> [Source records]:
>> Start

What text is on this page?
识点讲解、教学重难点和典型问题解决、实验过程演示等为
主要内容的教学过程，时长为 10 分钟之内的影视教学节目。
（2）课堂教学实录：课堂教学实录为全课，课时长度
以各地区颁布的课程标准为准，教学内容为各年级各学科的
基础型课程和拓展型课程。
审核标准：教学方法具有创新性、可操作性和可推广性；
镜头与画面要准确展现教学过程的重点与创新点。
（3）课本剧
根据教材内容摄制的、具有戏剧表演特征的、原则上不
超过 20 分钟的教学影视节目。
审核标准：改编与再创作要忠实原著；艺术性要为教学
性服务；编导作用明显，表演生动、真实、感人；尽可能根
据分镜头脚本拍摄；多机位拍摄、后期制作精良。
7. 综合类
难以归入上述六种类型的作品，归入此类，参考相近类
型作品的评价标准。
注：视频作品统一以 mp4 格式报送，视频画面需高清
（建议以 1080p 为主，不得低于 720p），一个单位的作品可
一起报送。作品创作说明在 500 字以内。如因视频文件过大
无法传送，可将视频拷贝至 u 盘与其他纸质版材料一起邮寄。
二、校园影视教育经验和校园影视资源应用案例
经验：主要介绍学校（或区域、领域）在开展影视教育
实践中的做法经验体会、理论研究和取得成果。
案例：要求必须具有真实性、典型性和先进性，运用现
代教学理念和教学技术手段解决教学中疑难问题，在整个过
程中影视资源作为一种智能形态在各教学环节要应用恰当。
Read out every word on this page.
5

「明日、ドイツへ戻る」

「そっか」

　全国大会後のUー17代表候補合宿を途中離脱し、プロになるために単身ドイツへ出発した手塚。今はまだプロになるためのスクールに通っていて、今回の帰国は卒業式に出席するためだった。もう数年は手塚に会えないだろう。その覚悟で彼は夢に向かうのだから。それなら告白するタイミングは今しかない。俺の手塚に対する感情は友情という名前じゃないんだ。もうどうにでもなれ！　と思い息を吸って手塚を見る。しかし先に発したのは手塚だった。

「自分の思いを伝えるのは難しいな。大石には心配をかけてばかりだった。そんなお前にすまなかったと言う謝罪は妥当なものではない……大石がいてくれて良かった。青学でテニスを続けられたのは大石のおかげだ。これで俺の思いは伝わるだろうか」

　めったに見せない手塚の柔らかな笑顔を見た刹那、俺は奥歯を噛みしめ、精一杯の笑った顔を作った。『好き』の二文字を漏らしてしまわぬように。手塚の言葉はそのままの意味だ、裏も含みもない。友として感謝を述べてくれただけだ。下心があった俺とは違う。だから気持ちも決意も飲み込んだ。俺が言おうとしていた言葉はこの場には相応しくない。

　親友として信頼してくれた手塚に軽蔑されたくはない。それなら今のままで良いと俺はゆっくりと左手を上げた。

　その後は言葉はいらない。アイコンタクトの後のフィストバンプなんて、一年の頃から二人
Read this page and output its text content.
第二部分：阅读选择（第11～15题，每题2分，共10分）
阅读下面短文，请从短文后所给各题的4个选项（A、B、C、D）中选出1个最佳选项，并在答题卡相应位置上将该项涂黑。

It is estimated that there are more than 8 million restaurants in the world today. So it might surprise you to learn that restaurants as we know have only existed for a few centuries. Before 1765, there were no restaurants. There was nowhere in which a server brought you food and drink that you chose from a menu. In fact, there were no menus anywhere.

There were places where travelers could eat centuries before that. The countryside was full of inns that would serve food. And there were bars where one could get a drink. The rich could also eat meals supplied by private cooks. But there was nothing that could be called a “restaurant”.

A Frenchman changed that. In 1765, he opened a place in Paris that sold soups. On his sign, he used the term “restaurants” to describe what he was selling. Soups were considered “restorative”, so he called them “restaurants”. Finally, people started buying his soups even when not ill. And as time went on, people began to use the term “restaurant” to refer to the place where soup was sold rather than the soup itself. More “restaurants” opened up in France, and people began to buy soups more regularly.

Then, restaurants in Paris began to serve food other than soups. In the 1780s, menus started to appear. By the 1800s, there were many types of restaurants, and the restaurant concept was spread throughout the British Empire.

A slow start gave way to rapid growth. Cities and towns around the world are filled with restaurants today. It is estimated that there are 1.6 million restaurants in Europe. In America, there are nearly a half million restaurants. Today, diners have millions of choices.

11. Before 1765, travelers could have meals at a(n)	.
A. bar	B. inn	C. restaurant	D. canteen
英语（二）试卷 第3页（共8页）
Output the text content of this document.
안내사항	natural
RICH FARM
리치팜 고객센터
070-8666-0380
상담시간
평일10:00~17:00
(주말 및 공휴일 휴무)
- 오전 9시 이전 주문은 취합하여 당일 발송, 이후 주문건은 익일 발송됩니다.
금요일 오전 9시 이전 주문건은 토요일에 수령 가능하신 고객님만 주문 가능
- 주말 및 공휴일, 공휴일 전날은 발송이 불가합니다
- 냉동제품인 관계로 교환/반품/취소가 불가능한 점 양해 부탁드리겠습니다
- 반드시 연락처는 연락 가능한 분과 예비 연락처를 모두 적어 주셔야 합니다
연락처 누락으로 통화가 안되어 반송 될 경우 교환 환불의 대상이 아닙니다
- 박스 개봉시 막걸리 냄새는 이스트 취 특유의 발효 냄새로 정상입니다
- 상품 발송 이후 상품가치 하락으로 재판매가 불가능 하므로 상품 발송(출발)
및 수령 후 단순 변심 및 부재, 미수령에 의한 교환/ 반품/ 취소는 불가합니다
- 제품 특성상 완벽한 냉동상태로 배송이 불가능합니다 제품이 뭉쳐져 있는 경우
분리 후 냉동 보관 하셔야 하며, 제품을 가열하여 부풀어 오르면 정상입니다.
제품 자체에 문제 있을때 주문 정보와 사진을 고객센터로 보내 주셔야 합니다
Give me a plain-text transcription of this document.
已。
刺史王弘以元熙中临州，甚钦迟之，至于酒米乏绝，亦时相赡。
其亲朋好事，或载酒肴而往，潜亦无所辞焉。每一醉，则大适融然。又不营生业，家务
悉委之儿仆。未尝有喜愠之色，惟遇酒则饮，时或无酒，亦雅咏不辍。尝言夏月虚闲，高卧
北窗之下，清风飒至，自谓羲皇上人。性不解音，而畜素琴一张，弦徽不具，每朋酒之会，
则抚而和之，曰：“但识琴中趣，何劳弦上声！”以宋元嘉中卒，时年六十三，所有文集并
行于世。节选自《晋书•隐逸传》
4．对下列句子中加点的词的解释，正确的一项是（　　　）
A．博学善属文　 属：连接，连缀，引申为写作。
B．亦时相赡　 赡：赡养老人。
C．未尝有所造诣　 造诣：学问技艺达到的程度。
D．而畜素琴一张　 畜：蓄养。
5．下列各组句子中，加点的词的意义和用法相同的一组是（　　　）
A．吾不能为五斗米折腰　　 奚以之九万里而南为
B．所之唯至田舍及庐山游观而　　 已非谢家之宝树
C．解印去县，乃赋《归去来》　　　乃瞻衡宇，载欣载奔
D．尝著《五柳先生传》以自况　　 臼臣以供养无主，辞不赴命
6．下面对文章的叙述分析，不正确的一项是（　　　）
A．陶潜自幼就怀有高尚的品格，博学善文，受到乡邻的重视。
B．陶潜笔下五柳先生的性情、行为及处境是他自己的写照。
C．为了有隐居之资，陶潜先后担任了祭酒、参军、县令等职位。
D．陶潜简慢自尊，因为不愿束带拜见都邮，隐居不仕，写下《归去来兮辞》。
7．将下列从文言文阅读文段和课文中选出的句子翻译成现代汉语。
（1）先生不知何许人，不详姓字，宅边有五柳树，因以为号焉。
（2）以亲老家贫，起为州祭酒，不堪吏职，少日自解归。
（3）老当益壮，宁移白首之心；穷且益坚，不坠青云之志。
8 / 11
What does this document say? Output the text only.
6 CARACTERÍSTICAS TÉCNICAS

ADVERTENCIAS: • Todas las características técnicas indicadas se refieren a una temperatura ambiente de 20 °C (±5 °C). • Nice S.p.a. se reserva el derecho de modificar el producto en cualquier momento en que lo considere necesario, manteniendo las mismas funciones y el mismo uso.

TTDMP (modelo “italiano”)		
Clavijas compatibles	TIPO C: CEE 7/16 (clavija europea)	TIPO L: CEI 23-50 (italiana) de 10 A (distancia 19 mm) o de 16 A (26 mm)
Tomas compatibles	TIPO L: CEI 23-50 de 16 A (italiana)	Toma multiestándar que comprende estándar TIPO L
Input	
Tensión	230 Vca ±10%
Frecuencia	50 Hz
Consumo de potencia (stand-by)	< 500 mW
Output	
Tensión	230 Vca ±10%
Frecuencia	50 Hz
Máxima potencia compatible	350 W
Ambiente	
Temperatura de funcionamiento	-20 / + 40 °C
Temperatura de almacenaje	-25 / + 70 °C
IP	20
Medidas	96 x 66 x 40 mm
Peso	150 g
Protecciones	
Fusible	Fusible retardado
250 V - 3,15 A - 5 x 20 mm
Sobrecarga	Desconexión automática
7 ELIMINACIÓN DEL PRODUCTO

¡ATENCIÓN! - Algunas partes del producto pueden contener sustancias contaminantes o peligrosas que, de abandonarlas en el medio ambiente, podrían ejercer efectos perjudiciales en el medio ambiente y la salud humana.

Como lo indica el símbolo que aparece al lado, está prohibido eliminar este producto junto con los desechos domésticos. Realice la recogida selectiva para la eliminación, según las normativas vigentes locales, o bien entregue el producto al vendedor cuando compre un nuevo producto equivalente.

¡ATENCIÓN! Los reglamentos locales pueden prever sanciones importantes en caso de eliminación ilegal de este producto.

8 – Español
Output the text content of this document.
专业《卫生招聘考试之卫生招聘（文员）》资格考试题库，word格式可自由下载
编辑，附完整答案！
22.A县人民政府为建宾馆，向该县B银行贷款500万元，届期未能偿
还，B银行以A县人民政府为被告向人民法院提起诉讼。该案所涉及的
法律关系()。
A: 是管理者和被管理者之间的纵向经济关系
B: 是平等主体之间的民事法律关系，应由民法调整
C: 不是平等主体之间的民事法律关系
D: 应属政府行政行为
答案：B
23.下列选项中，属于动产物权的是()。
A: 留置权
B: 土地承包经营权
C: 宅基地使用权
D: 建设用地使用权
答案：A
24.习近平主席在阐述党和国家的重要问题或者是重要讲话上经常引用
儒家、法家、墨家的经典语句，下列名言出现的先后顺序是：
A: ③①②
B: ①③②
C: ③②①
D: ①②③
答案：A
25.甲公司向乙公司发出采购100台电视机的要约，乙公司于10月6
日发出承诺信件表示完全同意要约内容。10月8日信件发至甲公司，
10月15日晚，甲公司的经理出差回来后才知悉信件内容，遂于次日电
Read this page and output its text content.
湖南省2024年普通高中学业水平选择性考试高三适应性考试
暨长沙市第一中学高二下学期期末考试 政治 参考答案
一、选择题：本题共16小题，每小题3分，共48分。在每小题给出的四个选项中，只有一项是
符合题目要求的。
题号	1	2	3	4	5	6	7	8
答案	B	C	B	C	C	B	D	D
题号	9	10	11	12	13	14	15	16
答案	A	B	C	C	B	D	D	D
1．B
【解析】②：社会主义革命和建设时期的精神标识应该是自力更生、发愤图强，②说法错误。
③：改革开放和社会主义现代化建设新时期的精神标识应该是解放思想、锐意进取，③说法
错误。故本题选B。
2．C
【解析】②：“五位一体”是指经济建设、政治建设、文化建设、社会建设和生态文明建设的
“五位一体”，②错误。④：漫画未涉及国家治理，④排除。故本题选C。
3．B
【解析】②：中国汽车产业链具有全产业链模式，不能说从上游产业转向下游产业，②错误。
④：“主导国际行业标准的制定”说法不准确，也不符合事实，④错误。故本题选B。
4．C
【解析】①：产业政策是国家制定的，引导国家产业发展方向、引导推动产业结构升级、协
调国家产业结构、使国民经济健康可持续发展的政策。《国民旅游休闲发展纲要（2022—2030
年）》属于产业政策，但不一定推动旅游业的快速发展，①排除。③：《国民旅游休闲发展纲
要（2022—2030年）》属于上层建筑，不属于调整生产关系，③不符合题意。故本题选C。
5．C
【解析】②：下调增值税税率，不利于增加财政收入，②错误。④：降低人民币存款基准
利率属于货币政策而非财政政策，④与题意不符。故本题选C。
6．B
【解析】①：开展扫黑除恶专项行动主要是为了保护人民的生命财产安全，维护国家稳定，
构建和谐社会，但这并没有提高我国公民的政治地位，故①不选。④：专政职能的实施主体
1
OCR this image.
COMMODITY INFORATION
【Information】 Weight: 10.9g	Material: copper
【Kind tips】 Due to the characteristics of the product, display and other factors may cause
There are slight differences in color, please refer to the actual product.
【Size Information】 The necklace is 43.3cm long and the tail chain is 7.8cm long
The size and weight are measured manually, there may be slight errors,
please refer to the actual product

>> End

> [Objective]:
Read the data above and count the lines that include "TIPO". Answer only with the count.

> [The solution]:
2